- **REQUIREMENTS**:
Exactly reproduce each line of the listing that follows.

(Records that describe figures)
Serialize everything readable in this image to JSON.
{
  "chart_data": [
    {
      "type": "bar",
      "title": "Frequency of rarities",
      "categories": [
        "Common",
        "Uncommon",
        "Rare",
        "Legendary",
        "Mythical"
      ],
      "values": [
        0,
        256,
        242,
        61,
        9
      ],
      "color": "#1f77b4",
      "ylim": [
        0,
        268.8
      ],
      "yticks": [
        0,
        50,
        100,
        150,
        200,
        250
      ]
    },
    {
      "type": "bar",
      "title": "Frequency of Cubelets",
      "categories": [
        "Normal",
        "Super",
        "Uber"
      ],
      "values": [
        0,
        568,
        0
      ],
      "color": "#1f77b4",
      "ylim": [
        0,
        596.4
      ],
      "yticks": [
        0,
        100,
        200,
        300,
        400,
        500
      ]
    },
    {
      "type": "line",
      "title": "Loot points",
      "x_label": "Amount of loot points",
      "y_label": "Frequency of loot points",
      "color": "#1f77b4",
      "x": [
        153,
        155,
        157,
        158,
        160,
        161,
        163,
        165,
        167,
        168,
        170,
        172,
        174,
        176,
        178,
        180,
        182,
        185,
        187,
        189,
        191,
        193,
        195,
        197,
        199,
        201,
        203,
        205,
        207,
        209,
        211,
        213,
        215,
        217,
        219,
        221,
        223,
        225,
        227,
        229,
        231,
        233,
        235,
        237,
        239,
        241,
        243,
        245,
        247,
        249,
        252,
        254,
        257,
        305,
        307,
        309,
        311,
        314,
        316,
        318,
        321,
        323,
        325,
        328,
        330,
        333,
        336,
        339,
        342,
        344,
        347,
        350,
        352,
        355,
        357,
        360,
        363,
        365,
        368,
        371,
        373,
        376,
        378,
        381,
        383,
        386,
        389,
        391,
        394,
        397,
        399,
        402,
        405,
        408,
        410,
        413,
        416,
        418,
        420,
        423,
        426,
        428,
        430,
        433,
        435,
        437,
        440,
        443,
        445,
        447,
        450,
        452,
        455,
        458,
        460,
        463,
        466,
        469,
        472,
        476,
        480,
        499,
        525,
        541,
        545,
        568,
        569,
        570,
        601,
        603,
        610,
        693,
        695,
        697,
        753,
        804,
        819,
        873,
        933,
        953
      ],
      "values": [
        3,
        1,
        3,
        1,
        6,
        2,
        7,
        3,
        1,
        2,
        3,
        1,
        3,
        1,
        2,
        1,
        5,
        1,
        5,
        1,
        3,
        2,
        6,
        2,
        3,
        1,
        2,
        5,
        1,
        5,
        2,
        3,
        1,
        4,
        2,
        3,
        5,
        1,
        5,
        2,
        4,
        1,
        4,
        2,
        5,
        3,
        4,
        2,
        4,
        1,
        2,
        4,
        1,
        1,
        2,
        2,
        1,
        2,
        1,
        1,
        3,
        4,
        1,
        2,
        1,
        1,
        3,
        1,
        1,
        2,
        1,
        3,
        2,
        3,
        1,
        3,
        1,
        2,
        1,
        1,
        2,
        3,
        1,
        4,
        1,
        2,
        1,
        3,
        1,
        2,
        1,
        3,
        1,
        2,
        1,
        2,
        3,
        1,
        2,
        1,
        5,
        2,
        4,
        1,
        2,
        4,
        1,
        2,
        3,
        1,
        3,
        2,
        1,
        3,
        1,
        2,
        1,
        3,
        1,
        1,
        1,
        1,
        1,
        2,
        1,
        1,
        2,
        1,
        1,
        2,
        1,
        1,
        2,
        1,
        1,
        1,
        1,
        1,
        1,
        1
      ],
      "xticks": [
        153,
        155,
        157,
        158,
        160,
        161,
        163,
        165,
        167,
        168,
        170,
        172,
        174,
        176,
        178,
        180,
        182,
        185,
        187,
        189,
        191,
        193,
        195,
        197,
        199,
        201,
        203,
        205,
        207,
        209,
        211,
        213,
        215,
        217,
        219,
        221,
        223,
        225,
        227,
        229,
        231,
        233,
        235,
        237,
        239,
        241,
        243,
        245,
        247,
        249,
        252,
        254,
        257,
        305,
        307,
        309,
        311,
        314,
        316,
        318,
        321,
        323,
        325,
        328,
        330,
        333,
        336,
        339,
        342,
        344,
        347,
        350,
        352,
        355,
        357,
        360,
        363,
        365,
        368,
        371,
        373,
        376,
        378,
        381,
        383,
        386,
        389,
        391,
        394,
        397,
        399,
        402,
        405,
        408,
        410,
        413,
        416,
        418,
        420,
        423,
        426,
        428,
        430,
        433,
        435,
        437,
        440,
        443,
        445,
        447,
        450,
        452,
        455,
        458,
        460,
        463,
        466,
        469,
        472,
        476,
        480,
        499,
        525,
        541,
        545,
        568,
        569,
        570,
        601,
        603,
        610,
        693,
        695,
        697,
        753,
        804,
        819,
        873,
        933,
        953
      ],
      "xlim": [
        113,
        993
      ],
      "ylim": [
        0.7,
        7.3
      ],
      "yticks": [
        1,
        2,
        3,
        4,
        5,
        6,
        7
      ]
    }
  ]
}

- **EXERCISE RESPONSE**:
Serialize everything readable in this image to JSON.
{
  "chart_data": [
    {
      "type": "bar",
      "title": "Frequency of rarities",
      "categories": [
        "Common",
        "Uncommon",
        "Rare",
        "Legendary",
        "Mythical"
      ],
      "values": [
        0,
        256,
        242,
        61,
        9
      ],
      "color": "#1f77b4",
      "ylim": [
        0,
        268.8
      ],
      "yticks": [
        0,
        50,
        100,
        150,
        200,
        250
      ]
    },
    {
      "type": "bar",
      "title": "Frequency of Cubelets",
      "categories": [
        "Normal",
        "Super",
        "Uber"
      ],
      "values": [
        0,
        568,
        0
      ],
      "color": "#1f77b4",
      "ylim": [
        0,
        596.4
      ],
      "yticks": [
        0,
        100,
        200,
        300,
        400,
        500
      ]
    },
    {
      "type": "line",
      "title": "Loot points",
      "x_label": "Amount of loot points",
      "y_label": "Frequency of loot points",
      "color": "#1f77b4",
      "x": [
        153,
        155,
        157,
        158,
        160,
        161,
        163,
        165,
        167,
        168,
        170,
        172,
        174,
        176,
        178,
        180,
        182,
        185,
        187,
        189,
        191,
        193,
        195,
        197,
        199,
        201,
        203,
        205,
        207,
        209,
        211,
        213,
        215,
        217,
        219,
        221,
        223,
        225,
        227,
        229,
        231,
        233,
        235,
        237,
        239,
        241,
        243,
        245,
        247,
        249,
        252,
        254,
        257,
        305,
        307,
        309,
        311,
        314,
        316,
        318,
        321,
        323,
        325,
        328,
        330,
        333,
        336,
        339,
        342,
        344,
        347,
        350,
        352,
        355,
        357,
        360,
        363,
        365,
        368,
        371,
        373,
        376,
        378,
        381,
        383,
        386,
        389,
        391,
        394,
        397,
        399,
        402,
        405,
        408,
        410,
        413,
        416,
        418,
        420,
        423,
        426,
        428,
        430,
        433,
        435,
        437,
        440,
        443,
        445,
        447,
        450,
        452,
        455,
        458,
        460,
        463,
        466,
        469,
        472,
        476,
        480,
        499,
        525,
        541,
        545,
        568,
        569,
        570,
        601,
        603,
        610,
        693,
        695,
        697,
        753,
        804,
        819,
        873,
        933,
        953
      ],
      "values": [
        3,
        1,
        3,
        1,
        6,
        2,
        7,
        3,
        1,
        2,
        3,
        1,
        3,
        1,
        2,
        1,
        5,
        1,
        5,
        1,
        3,
        2,
        6,
        2,
        3,
        1,
        2,
        5,
        1,
        5,
        2,
        3,
        1,
        4,
        2,
        3,
        5,
        1,
        5,
        2,
        4,
        1,
        4,
        2,
        5,
        3,
        4,
        2,
        4,
        1,
        2,
        4,
        1,
        1,
        2,
        2,
        1,
        2,
        1,
        1,
        3,
        4,
        1,
        2,
        1,
        1,
        3,
        1,
        1,
        2,
        1,
        3,
        2,
        3,
        1,
        3,
        1,
        2,
        1,
        1,
        2,
        3,
        1,
        4,
        1,
        2,
        1,
        3,
        1,
        2,
        1,
        3,
        1,
        2,
        1,
        2,
        3,
        1,
        2,
        1,
        5,
        2,
        4,
        1,
        2,
        4,
        1,
        2,
        3,
        1,
        3,
        2,
        1,
        3,
        1,
        2,
        1,
        3,
        1,
        1,
        1,
        1,
        1,
        2,
        1,
        1,
        2,
        1,
        1,
        2,
        1,
        1,
        2,
        1,
        1,
        1,
        1,
        1,
        1,
        1
      ],
      "xticks": [
        153,
        155,
        157,
        158,
        160,
        161,
        163,
        165,
        167,
        168,
        170,
        172,
        174,
        176,
        178,
        180,
        182,
        185,
        187,
        189,
        191,
        193,
        195,
        197,
        199,
        201,
        203,
        205,
        207,
        209,
        211,
        213,
        215,
        217,
        219,
        221,
        223,
        225,
        227,
        229,
        231,
        233,
        235,
        237,
        239,
        241,
        243,
        245,
        247,
        249,
        252,
        254,
        257,
        305,
        307,
        309,
        311,
        314,
        316,
        318,
        321,
        323,
        325,
        328,
        330,
        333,
        336,
        339,
        342,
        344,
        347,
        350,
        352,
        355,
        357,
        360,
        363,
        365,
        368,
        371,
        373,
        376,
        378,
        381,
        383,
        386,
        389,
        391,
        394,
        397,
        399,
        402,
        405,
        408,
        410,
        413,
        416,
        418,
        420,
        423,
        426,
        428,
        430,
        433,
        435,
        437,
        440,
        443,
        445,
        447,
        450,
        452,
        455,
        458,
        460,
        463,
        466,
        469,
        472,
        476,
        480,
        499,
        525,
        541,
        545,
        568,
        569,
        570,
        601,
        603,
        610,
        693,
        695,
        697,
        753,
        804,
        819,
        873,
        933,
        953
      ],
      "xlim": [
        113,
        993
      ],
      "ylim": [
        0.7,
        7.3
      ],
      "yticks": [
        1,
        2,
        3,
        4,
        5,
        6,
        7
      ]
    }
  ]
}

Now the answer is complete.